**What you need to do**
Without including any pictures, copy each entry below exactly.
-- Start of Given data --
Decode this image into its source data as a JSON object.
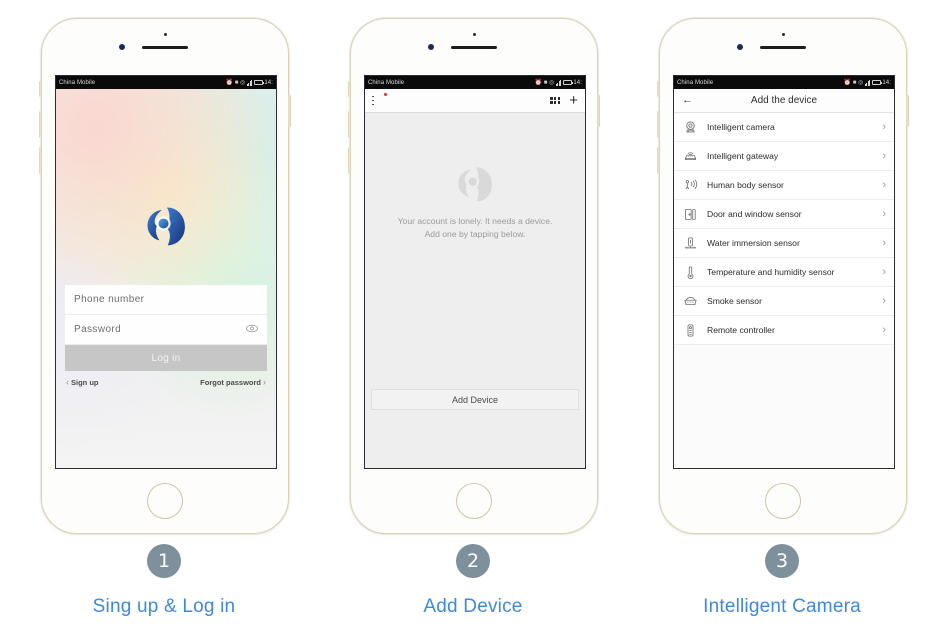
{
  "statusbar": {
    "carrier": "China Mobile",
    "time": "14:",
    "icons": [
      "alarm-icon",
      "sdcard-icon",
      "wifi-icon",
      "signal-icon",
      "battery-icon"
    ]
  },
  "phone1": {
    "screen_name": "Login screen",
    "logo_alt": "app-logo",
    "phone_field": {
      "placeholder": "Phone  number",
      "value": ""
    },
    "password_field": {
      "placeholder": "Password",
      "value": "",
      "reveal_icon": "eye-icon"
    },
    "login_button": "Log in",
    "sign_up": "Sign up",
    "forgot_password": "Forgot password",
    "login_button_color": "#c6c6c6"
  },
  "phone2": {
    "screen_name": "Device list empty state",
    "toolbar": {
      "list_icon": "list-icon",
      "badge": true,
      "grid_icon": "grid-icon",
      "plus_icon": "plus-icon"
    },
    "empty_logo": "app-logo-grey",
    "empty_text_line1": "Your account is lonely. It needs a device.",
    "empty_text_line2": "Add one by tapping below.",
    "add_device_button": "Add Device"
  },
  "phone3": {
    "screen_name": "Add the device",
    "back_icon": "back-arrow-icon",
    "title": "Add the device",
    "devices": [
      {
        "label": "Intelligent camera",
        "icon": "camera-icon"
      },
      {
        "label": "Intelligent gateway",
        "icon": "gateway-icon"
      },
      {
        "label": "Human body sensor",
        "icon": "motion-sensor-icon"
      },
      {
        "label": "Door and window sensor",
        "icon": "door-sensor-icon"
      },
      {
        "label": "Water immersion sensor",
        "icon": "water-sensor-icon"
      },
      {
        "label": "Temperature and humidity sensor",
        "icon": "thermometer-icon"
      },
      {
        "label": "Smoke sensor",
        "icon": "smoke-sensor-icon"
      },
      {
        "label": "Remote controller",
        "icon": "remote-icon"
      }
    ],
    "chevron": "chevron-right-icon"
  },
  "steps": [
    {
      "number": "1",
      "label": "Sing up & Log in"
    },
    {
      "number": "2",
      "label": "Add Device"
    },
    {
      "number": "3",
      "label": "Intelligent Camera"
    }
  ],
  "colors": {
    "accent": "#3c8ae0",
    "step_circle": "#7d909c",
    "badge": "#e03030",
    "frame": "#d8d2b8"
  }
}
-- End of Given data --
**Solution below**
Decode this image into its source data as a JSON object.
{
  "statusbar": {
    "carrier": "China Mobile",
    "time": "14:",
    "icons": [
      "alarm-icon",
      "sdcard-icon",
      "wifi-icon",
      "signal-icon",
      "battery-icon"
    ]
  },
  "phone1": {
    "screen_name": "Login screen",
    "logo_alt": "app-logo",
    "phone_field": {
      "placeholder": "Phone  number",
      "value": ""
    },
    "password_field": {
      "placeholder": "Password",
      "value": "",
      "reveal_icon": "eye-icon"
    },
    "login_button": "Log in",
    "sign_up": "Sign up",
    "forgot_password": "Forgot password",
    "login_button_color": "#c6c6c6"
  },
  "phone2": {
    "screen_name": "Device list empty state",
    "toolbar": {
      "list_icon": "list-icon",
      "badge": true,
      "grid_icon": "grid-icon",
      "plus_icon": "plus-icon"
    },
    "empty_logo": "app-logo-grey",
    "empty_text_line1": "Your account is lonely. It needs a device.",
    "empty_text_line2": "Add one by tapping below.",
    "add_device_button": "Add Device"
  },
  "phone3": {
    "screen_name": "Add the device",
    "back_icon": "back-arrow-icon",
    "title": "Add the device",
    "devices": [
      {
        "label": "Intelligent camera",
        "icon": "camera-icon"
      },
      {
        "label": "Intelligent gateway",
        "icon": "gateway-icon"
      },
      {
        "label": "Human body sensor",
        "icon": "motion-sensor-icon"
      },
      {
        "label": "Door and window sensor",
        "icon": "door-sensor-icon"
      },
      {
        "label": "Water immersion sensor",
        "icon": "water-sensor-icon"
      },
      {
        "label": "Temperature and humidity sensor",
        "icon": "thermometer-icon"
      },
      {
        "label": "Smoke sensor",
        "icon": "smoke-sensor-icon"
      },
      {
        "label": "Remote controller",
        "icon": "remote-icon"
      }
    ],
    "chevron": "chevron-right-icon"
  },
  "steps": [
    {
      "number": "1",
      "label": "Sing up & Log in"
    },
    {
      "number": "2",
      "label": "Add Device"
    },
    {
      "number": "3",
      "label": "Intelligent Camera"
    }
  ],
  "colors": {
    "accent": "#3c8ae0",
    "step_circle": "#7d909c",
    "badge": "#e03030",
    "frame": "#d8d2b8"
  }
}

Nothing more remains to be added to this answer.